◆ **Problem**
Collect every line of the records below that contains the word "bakti".

--- --- ---

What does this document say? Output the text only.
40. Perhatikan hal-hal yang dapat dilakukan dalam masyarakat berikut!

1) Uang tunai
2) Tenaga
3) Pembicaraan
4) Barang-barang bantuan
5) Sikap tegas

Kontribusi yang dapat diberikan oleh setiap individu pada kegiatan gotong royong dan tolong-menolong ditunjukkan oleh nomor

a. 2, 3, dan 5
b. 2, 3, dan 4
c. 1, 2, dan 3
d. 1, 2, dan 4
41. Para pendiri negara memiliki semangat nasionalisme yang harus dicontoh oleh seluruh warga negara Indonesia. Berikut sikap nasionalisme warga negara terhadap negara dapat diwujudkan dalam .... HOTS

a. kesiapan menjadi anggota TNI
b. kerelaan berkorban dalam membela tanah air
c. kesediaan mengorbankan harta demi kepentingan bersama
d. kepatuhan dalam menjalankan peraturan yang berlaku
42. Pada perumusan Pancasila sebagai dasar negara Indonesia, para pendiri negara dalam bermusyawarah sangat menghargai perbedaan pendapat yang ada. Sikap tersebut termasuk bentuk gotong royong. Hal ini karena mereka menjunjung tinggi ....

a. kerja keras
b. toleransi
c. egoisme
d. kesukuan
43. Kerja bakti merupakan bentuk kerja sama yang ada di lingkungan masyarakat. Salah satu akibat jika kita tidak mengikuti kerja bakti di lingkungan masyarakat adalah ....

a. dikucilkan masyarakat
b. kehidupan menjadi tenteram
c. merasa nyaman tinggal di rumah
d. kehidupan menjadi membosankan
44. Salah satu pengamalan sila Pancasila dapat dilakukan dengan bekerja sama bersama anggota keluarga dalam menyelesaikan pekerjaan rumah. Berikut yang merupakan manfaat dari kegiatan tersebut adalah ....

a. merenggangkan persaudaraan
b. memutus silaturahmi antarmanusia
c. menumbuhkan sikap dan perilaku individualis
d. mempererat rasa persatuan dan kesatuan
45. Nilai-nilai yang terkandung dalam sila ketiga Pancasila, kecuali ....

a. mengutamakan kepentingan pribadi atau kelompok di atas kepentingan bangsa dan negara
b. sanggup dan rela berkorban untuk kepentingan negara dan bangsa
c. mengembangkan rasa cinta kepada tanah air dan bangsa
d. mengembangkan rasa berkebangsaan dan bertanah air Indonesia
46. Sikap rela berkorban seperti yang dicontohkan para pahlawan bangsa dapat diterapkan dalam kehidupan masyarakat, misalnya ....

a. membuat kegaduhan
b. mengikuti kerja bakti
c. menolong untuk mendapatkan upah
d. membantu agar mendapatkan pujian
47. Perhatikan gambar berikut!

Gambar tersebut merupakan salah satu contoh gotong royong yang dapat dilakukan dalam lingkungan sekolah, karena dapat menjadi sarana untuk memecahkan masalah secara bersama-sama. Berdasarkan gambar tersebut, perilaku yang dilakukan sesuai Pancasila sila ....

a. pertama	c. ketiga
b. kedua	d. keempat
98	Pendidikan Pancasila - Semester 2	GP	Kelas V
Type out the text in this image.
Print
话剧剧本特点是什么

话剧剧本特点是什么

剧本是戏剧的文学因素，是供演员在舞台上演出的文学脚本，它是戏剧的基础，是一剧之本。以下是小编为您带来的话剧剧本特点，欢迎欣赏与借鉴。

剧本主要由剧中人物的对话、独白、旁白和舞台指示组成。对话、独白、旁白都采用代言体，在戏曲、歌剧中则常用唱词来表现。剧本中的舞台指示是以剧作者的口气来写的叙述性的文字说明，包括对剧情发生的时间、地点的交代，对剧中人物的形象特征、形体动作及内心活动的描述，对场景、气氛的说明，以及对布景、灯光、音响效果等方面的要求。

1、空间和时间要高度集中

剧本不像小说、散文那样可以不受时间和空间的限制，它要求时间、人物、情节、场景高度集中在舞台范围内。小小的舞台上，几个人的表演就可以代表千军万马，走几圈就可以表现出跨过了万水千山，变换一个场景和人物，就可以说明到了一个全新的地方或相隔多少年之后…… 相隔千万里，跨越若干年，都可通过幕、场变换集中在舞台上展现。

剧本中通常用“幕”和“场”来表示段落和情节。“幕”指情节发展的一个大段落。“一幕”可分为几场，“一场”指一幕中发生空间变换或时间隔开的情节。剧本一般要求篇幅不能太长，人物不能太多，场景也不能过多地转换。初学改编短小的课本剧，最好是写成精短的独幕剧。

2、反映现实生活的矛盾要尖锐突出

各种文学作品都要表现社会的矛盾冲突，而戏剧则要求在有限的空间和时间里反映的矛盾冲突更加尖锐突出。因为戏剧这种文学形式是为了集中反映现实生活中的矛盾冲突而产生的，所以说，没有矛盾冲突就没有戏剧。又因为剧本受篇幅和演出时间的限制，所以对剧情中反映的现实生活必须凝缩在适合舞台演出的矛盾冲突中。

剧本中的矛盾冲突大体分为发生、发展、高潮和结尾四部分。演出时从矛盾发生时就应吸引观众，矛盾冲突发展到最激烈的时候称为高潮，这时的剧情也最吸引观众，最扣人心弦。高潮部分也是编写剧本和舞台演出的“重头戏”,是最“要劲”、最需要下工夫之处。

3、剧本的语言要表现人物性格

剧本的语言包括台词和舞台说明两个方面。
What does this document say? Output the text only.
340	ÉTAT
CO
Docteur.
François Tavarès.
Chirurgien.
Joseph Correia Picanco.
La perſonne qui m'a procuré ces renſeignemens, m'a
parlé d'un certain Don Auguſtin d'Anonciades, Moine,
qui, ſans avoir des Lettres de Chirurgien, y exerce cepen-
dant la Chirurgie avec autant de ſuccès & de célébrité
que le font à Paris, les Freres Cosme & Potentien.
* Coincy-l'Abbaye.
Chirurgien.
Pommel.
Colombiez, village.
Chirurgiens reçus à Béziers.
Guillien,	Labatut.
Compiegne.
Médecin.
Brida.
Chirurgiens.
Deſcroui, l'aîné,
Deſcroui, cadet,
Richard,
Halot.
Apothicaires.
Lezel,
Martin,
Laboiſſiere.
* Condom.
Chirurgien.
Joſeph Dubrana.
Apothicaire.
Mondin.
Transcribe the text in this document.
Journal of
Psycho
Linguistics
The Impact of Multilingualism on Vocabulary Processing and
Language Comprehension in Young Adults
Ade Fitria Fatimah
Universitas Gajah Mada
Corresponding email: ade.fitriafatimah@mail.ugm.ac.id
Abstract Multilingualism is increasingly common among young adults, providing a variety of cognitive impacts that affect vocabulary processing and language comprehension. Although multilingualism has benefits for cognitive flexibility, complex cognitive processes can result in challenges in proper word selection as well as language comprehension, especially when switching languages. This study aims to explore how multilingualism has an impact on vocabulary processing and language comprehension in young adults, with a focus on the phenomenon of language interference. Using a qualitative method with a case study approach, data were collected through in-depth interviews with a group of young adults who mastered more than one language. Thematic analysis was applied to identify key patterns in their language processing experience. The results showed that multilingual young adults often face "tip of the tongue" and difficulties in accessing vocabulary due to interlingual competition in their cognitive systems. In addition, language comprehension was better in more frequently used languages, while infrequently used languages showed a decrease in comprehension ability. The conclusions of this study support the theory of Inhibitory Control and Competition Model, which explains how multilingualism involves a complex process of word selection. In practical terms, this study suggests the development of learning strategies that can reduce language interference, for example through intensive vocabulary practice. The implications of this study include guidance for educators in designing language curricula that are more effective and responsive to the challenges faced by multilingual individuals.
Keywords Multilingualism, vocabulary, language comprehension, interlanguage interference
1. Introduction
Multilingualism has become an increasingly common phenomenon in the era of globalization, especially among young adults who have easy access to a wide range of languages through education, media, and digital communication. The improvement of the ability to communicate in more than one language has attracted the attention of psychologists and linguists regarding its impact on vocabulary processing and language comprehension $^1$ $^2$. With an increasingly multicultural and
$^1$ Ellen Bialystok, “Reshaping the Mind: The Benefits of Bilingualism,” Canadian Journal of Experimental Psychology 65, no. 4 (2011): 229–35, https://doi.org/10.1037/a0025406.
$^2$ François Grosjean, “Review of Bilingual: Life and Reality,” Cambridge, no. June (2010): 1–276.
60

--- --- ---

◆ **Solved problem**
43. Kerja bakti merupakan bentuk kerja sama yang ada di lingkungan masyarakat. Salah satu akibat jika kita tidak mengikuti kerja bakti di lingkungan masyarakat adalah ....
b. mengikuti kerja bakti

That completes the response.